# [Brief A]
From the article on the Russian Doll model of remote work below, extract word for word the part that begins with the words containing "He gave a 5" and ends with "presentation at home.".
# [Brief B]
Write the next portion of the article on the Russian Doll model of remote work below, beginning right after its final sentence.

++++ Supplied text ++++

The Russian Doll model of remote

Last week I re-listened to an interview between Matt Mullenweg and Sam Harris about the future of work. Mullenweg is the founder of WordPress, the technology that powers between a quarter and a third of all the websites in the world. He was talking about models of autonomy for knowledge workers – and how this shows us the future of (remote) work.

He gave a 5 stage model for how autonomy and technology can transform our jobs.

Stage 1: some of the stuff you do in the office you can do out of the office. Jumping on a quick call from home for example. Finishing a presentation at home.

Stage 2: “Do whatever you do in the office but you do it online”. Mullenweg used a metaphor about technological innovation in the past here. When TV dramas first came about their point of reference for productions for radio. As a consequence all of the first TV dramas looked and felt like radio shows, on TV. One of the critical elements of this is that working in Stage 2 “everything is assumed to be synchronous” – meaning you are working, I am working so we expect and optimise for immediacy of response.

Stage 3: Technology is beginning to change the shape of some of our activities. In Mullenweg’s example this might be an online meeting is conducted alongside a shared Google Doc. We play with ideas in a different way facilitated by the technology. Intriguingly, in Stage 3 companies “writing becomes more prized as a skill” as more communication is conducted in writing rather than out loud.

Stage 4 is “when everything goes asynchronous”. This is where the focus is on getting the job done and not how the job is done. Now you can have people round the world working 24 hours a day on the same project. In Mullenweg’s description this allows productivity and development to be unshackled from one person’s limitations, but is about true collaboration. Mullenweg says “You focus on the baton pass” between different people working in different timezones so that work is faster but wholly aligned. (Further listening here: the episode of Eat Sleep Work Repeat on remote working)

Finally Stage 5 is where the day and work starts to incorporate things that would be uncomfortable in the office. People can do what they want when they want. There are no working hours even based on the timezone you are on. Someone can elect to collect kids and no one notices or someone can have an active yoga habit in the daytime, made up for by them putting the hours in in the evening.

++++ Collected material ++++

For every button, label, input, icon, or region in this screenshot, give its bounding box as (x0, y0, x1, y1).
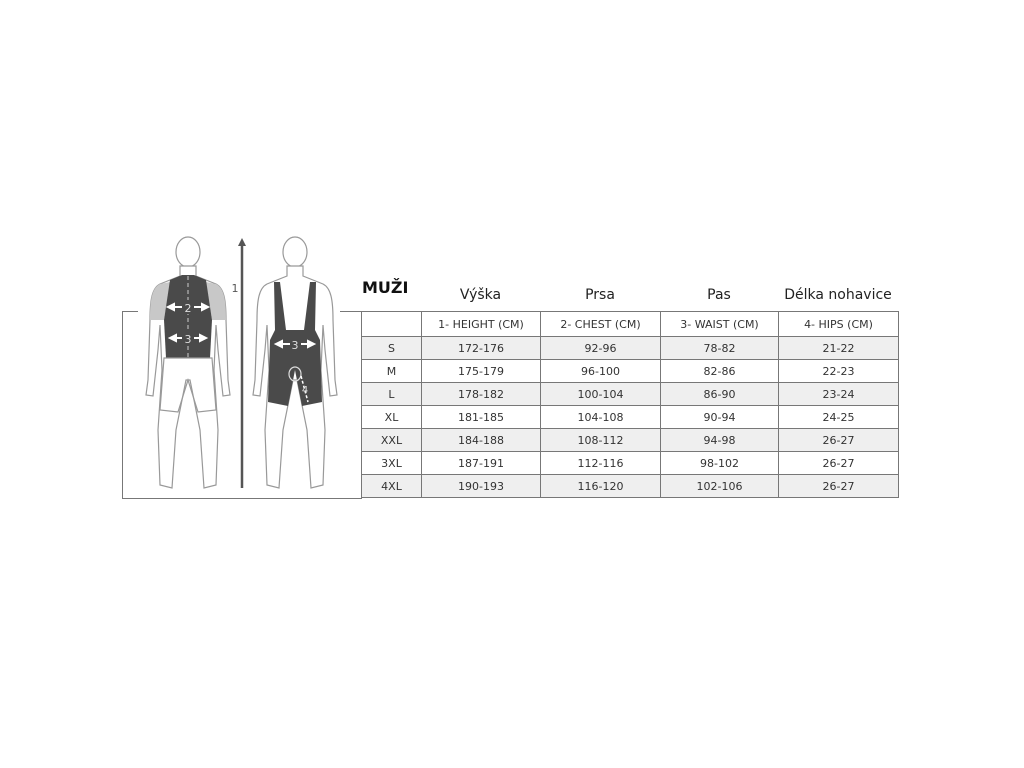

++++

# [Task result A]
He gave a 5 stage model for how autonomy and technology can transform our jobs.

Stage 1: some of the stuff you do in the office you can do out of the office. Jumping on a quick call from home for example. Finishing a presentation at home.

# [Task result B]
The critical element to these things is how much productivity each one of the stages produces. If we have 16 hours of meetings a week then we may get to Friday and have clocked up a 40 hour week but the amount we’ve accomplished is a lot less than someone who has eliminated all of the waste and just got their job done. The kernel of productivity Stage 1 or Stage 2 is the smaller Russian doll, hidden inside shells of ‘presenteeism’ and meeting facetime. In contrast by eliminating the performance, the productive output for Stage 4 or 5 is the bigger doll.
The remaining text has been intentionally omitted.